Records excerpted from a collection

:::::

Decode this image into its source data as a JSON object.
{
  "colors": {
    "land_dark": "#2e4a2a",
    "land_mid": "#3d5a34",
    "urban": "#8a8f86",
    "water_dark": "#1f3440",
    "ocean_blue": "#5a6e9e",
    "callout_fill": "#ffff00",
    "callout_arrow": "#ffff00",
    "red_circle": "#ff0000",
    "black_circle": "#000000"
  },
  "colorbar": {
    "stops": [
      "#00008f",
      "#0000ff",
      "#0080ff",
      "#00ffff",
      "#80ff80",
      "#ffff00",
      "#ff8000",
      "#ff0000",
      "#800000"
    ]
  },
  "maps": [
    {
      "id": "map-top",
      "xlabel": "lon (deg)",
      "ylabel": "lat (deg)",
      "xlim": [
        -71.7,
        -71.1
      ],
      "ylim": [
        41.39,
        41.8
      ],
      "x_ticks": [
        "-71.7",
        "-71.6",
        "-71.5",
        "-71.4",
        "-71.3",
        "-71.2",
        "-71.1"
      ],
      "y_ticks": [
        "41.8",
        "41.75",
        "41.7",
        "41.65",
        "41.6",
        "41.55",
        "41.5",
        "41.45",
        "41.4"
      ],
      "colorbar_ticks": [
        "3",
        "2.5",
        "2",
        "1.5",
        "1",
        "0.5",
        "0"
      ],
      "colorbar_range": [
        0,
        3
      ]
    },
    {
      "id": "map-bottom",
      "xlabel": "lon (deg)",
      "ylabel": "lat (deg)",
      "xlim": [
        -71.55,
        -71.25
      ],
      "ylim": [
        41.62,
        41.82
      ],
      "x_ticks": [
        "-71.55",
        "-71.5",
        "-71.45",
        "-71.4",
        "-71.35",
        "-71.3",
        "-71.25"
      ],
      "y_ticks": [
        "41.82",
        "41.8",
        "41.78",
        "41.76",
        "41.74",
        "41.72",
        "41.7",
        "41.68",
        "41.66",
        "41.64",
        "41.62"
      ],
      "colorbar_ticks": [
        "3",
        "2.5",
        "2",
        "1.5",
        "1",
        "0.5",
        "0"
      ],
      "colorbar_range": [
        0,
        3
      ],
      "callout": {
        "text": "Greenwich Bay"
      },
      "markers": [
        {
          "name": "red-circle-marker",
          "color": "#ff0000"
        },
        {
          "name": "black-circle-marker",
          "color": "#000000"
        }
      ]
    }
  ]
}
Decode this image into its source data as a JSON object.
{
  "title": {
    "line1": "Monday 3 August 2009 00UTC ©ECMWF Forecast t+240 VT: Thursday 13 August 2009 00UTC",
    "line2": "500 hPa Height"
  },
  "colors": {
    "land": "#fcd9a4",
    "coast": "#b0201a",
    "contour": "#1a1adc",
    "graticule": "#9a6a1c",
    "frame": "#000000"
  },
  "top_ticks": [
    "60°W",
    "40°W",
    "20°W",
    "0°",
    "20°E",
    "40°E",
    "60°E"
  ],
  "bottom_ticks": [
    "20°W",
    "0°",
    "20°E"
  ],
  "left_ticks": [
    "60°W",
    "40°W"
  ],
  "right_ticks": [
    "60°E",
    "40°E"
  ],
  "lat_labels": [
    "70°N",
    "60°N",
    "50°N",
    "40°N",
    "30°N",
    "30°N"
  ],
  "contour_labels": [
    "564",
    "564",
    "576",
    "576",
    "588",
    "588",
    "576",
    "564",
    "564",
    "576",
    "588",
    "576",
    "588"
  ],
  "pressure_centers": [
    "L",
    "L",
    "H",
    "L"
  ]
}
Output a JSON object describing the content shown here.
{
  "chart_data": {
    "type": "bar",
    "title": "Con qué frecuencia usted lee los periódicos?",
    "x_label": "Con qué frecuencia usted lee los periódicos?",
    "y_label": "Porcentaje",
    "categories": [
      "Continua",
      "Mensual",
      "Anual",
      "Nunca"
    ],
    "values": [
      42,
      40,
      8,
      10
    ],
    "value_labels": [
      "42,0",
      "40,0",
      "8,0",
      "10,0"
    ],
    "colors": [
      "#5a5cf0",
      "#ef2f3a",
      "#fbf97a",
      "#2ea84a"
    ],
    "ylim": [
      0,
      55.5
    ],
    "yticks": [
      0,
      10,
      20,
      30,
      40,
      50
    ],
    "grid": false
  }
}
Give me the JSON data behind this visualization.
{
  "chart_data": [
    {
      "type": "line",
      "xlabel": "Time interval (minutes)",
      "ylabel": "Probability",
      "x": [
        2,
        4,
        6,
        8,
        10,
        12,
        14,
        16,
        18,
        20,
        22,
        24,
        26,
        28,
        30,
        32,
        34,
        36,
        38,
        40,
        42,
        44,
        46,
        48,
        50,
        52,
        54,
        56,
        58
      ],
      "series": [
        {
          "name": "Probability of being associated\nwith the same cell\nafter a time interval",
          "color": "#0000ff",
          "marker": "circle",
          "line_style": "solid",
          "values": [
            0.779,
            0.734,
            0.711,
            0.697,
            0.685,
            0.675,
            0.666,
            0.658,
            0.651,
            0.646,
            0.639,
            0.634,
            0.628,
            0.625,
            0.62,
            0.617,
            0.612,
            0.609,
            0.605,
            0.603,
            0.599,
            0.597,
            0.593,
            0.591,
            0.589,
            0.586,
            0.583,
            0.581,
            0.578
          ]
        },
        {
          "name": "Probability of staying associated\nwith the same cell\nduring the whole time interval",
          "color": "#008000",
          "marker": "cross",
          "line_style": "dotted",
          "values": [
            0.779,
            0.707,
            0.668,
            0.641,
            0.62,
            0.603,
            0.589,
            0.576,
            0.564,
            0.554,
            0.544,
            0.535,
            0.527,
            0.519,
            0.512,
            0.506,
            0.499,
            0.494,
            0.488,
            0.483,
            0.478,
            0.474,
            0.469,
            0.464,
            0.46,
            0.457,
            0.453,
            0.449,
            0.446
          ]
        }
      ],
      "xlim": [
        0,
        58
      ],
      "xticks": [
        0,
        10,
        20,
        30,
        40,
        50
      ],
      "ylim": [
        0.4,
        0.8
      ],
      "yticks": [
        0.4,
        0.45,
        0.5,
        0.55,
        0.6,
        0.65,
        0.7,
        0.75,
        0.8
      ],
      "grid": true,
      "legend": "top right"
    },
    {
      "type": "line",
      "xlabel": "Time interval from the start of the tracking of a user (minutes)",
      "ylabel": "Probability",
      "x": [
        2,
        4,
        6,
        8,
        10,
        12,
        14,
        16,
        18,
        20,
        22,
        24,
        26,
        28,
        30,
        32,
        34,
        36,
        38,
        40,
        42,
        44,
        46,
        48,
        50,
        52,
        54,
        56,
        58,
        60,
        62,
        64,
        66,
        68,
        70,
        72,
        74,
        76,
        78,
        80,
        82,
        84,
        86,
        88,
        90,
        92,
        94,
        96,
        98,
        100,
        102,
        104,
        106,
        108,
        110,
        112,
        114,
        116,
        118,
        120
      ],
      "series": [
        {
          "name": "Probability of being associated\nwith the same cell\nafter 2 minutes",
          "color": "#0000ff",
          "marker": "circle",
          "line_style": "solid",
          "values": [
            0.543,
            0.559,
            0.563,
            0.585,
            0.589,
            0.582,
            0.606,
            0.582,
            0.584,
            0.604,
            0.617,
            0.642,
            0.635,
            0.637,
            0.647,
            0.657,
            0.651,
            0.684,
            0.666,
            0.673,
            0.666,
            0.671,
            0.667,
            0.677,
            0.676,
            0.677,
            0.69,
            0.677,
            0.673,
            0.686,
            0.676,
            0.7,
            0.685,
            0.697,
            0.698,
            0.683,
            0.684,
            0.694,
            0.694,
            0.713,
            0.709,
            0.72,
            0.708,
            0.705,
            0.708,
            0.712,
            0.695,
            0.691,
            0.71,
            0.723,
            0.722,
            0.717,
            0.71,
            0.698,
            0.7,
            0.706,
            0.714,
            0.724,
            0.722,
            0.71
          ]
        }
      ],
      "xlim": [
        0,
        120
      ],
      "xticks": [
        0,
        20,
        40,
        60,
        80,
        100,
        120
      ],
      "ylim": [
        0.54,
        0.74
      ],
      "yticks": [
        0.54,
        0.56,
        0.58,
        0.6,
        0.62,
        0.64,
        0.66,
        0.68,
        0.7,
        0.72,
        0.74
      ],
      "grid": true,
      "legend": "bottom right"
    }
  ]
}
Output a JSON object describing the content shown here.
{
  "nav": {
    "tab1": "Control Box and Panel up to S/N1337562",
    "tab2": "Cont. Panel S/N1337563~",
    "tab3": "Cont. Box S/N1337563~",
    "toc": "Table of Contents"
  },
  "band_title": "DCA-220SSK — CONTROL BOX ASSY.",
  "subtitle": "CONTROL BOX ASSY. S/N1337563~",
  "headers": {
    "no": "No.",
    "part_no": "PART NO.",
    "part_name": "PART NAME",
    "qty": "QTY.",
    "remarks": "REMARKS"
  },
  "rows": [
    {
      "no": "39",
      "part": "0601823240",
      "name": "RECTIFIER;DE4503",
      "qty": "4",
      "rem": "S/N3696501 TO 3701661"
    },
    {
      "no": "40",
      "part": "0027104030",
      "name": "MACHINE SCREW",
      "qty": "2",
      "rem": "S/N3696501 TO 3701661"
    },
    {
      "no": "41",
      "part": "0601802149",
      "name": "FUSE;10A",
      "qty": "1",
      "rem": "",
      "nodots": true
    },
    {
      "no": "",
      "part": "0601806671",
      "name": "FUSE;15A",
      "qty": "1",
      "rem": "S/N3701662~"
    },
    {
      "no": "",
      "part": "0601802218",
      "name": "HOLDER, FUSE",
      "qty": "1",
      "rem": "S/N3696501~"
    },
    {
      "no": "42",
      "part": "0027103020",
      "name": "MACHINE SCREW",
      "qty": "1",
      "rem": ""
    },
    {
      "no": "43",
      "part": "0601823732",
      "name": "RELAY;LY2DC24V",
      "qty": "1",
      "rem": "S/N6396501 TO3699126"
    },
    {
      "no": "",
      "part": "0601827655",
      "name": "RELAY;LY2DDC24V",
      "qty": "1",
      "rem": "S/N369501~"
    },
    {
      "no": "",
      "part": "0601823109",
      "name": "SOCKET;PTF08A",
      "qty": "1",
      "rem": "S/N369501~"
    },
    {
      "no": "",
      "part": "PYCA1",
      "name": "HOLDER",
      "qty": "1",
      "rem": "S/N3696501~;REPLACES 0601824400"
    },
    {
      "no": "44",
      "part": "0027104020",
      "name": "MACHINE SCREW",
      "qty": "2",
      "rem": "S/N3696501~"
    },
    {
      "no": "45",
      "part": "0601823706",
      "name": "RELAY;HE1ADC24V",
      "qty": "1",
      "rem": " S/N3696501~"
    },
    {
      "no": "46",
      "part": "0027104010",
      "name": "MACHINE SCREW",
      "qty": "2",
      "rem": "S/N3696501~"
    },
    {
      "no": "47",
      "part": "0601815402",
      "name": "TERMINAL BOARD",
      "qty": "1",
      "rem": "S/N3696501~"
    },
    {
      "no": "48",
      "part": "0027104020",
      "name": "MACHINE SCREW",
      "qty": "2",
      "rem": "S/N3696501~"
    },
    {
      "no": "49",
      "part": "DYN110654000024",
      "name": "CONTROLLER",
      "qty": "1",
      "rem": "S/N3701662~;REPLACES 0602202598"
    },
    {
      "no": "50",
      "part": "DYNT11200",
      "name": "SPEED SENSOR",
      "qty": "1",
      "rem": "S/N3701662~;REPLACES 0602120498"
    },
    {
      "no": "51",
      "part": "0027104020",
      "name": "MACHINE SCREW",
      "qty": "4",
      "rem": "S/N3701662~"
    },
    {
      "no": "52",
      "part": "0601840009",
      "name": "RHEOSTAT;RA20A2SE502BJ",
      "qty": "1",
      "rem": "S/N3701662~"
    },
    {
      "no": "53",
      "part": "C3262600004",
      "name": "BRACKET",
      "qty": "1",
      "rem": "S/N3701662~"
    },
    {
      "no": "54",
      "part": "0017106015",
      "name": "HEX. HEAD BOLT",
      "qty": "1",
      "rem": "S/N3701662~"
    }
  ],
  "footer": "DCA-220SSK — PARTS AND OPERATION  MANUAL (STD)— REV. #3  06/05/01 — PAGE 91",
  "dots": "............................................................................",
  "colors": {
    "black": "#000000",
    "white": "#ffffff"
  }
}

:::::

**Problem description:** Say how many lines include the word "nafter"; reply with the number alone.

**Result of this task:** 2